Write every line out verbatim and omit the pictures.
──────── Exercise inputs ────────
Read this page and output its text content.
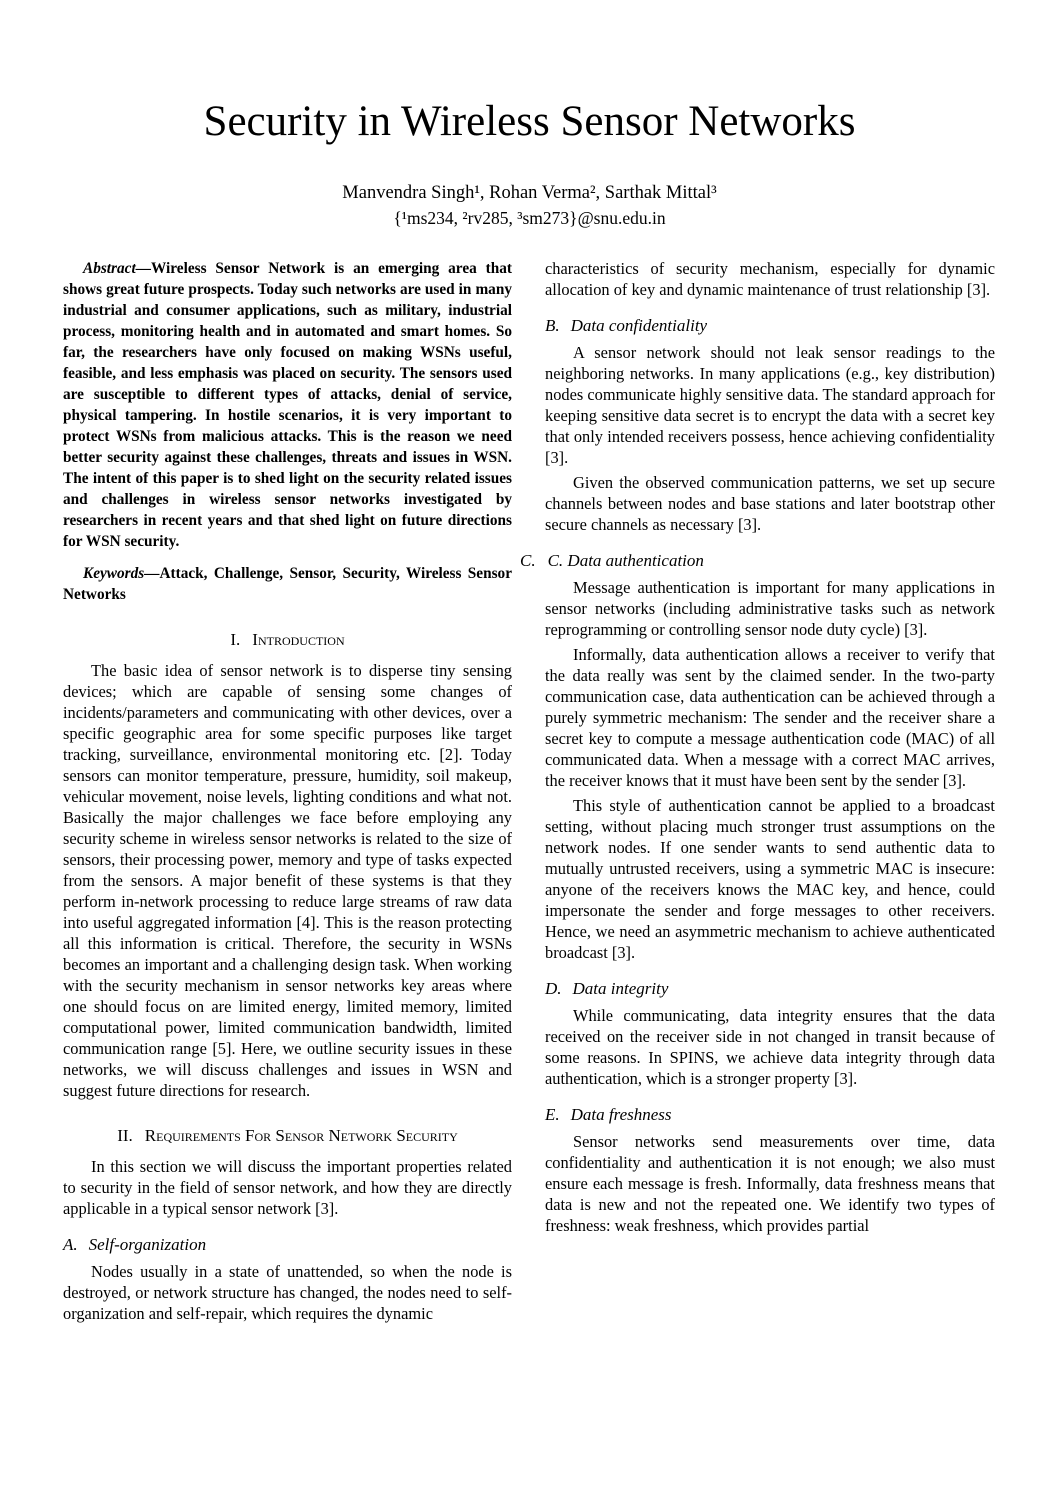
Security in Wireless Sensor Networks
Manvendra Singh¹, Rohan Verma², Sarthak Mittal³
{¹ms234, ²rv285, ³sm273}@snu.edu.in

Abstract—Wireless Sensor Network is an emerging area that shows great future prospects. Today such networks are used in many industrial and consumer applications, such as military, industrial process, monitoring health and in automated and smart homes. So far, the researchers have only focused on making WSNs useful, feasible, and less emphasis was placed on security. The sensors used are susceptible to different types of attacks, denial of service, physical tampering. In hostile scenarios, it is very important to protect WSNs from malicious attacks. This is the reason we need better security against these challenges, threats and issues in WSN. The intent of this paper is to shed light on the security related issues and challenges in wireless sensor networks investigated by researchers in recent years and that shed light on future directions for WSN security.

Keywords—Attack, Challenge, Sensor, Security, Wireless Sensor Networks

I. Introduction

The basic idea of sensor network is to disperse tiny sensing devices; which are capable of sensing some changes of incidents/parameters and communicating with other devices, over a specific geographic area for some specific purposes like target tracking, surveillance, environmental monitoring etc. [2]. Today sensors can monitor temperature, pressure, humidity, soil makeup, vehicular movement, noise levels, lighting conditions and what not. Basically the major challenges we face before employing any security scheme in wireless sensor networks is related to the size of sensors, their processing power, memory and type of tasks expected from the sensors. A major benefit of these systems is that they perform in-network processing to reduce large streams of raw data into useful aggregated information [4]. This is the reason protecting all this information is critical. Therefore, the security in WSNs becomes an important and a challenging design task. When working with the security mechanism in sensor networks key areas where one should focus on are limited energy, limited memory, limited computational power, limited communication bandwidth, limited communication range [5]. Here, we outline security issues in these networks, we will discuss challenges and issues in WSN and suggest future directions for research.

II. Requirements For Sensor Network Security

In this section we will discuss the important properties related to security in the field of sensor network, and how they are directly applicable in a typical sensor network [3].

A. Self-organization

Nodes usually in a state of unattended, so when the node is destroyed, or network structure has changed, the nodes need to self-organization and self-repair, which requires the dynamic

characteristics of security mechanism, especially for dynamic allocation of key and dynamic maintenance of trust relationship [3].

B. Data confidentiality

A sensor network should not leak sensor readings to the neighboring networks. In many applications (e.g., key distribution) nodes communicate highly sensitive data. The standard approach for keeping sensitive data secret is to encrypt the data with a secret key that only intended receivers possess, hence achieving confidentiality [3].

Given the observed communication patterns, we set up secure channels between nodes and base stations and later bootstrap other secure channels as necessary [3].

C. C. Data authentication

Message authentication is important for many applications in sensor networks (including administrative tasks such as network reprogramming or controlling sensor node duty cycle) [3].

Informally, data authentication allows a receiver to verify that the data really was sent by the claimed sender. In the two-party communication case, data authentication can be achieved through a purely symmetric mechanism: The sender and the receiver share a secret key to compute a message authentication code (MAC) of all communicated data. When a message with a correct MAC arrives, the receiver knows that it must have been sent by the sender [3].

This style of authentication cannot be applied to a broadcast setting, without placing much stronger trust assumptions on the network nodes. If one sender wants to send authentic data to mutually untrusted receivers, using a symmetric MAC is insecure: anyone of the receivers knows the MAC key, and hence, could impersonate the sender and forge messages to other receivers. Hence, we need an asymmetric mechanism to achieve authenticated broadcast [3].

D. Data integrity

While communicating, data integrity ensures that the data received on the receiver side in not changed in transit because of some reasons. In SPINS, we achieve data integrity through data authentication, which is a stronger property [3].

E. Data freshness

Sensor networks send measurements over time, data confidentiality and authentication it is not enough; we also must ensure each message is fresh. Informally, data freshness means that data is new and not the repeated one. We identify two types of freshness: weak freshness, which provides partial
────────
Task output.
Read this page and output its text content.
Security in Wireless Sensor Networks
Manvendra Singh¹, Rohan Verma², Sarthak Mittal³
{¹ms234, ²rv285, ³sm273}@snu.edu.in

Abstract—Wireless Sensor Network is an emerging area that shows great future prospects. Today such networks are used in many industrial and consumer applications, such as military, industrial process, monitoring health and in automated and smart homes. So far, the researchers have only focused on making WSNs useful, feasible, and less emphasis was placed on security. The sensors used are susceptible to different types of attacks, denial of service, physical tampering. In hostile scenarios, it is very important to protect WSNs from malicious attacks. This is the reason we need better security against these challenges, threats and issues in WSN. The intent of this paper is to shed light on the security related issues and challenges in wireless sensor networks investigated by researchers in recent years and that shed light on future directions for WSN security.

Keywords—Attack, Challenge, Sensor, Security, Wireless Sensor Networks

I. Introduction

The basic idea of sensor network is to disperse tiny sensing devices; which are capable of sensing some changes of incidents/parameters and communicating with other devices, over a specific geographic area for some specific purposes like target tracking, surveillance, environmental monitoring etc. [2]. Today sensors can monitor temperature, pressure, humidity, soil makeup, vehicular movement, noise levels, lighting conditions and what not. Basically the major challenges we face before employing any security scheme in wireless sensor networks is related to the size of sensors, their processing power, memory and type of tasks expected from the sensors. A major benefit of these systems is that they perform in-network processing to reduce large streams of raw data into useful aggregated information [4]. This is the reason protecting all this information is critical. Therefore, the security in WSNs becomes an important and a challenging design task. When working with the security mechanism in sensor networks key areas where one should focus on are limited energy, limited memory, limited computational power, limited communication bandwidth, limited communication range [5]. Here, we outline security issues in these networks, we will discuss challenges and issues in WSN and suggest future directions for research.

II. Requirements For Sensor Network Security

In this section we will discuss the important properties related to security in the field of sensor network, and how they are directly applicable in a typical sensor network [3].

A. Self-organization

Nodes usually in a state of unattended, so when the node is destroyed, or network structure has changed, the nodes need to self-organization and self-repair, which requires the dynamic

characteristics of security mechanism, especially for dynamic allocation of key and dynamic maintenance of trust relationship [3].

B. Data confidentiality

A sensor network should not leak sensor readings to the neighboring networks. In many applications (e.g., key distribution) nodes communicate highly sensitive data. The standard approach for keeping sensitive data secret is to encrypt the data with a secret key that only intended receivers possess, hence achieving confidentiality [3].

Given the observed communication patterns, we set up secure channels between nodes and base stations and later bootstrap other secure channels as necessary [3].

C. C. Data authentication

Message authentication is important for many applications in sensor networks (including administrative tasks such as network reprogramming or controlling sensor node duty cycle) [3].

Informally, data authentication allows a receiver to verify that the data really was sent by the claimed sender. In the two-party communication case, data authentication can be achieved through a purely symmetric mechanism: The sender and the receiver share a secret key to compute a message authentication code (MAC) of all communicated data. When a message with a correct MAC arrives, the receiver knows that it must have been sent by the sender [3].

This style of authentication cannot be applied to a broadcast setting, without placing much stronger trust assumptions on the network nodes. If one sender wants to send authentic data to mutually untrusted receivers, using a symmetric MAC is insecure: anyone of the receivers knows the MAC key, and hence, could impersonate the sender and forge messages to other receivers. Hence, we need an asymmetric mechanism to achieve authenticated broadcast [3].

D. Data integrity

While communicating, data integrity ensures that the data received on the receiver side in not changed in transit because of some reasons. In SPINS, we achieve data integrity through data authentication, which is a stronger property [3].

E. Data freshness

Sensor networks send measurements over time, data confidentiality and authentication it is not enough; we also must ensure each message is fresh. Informally, data freshness means that data is new and not the repeated one. We identify two types of freshness: weak freshness, which provides partial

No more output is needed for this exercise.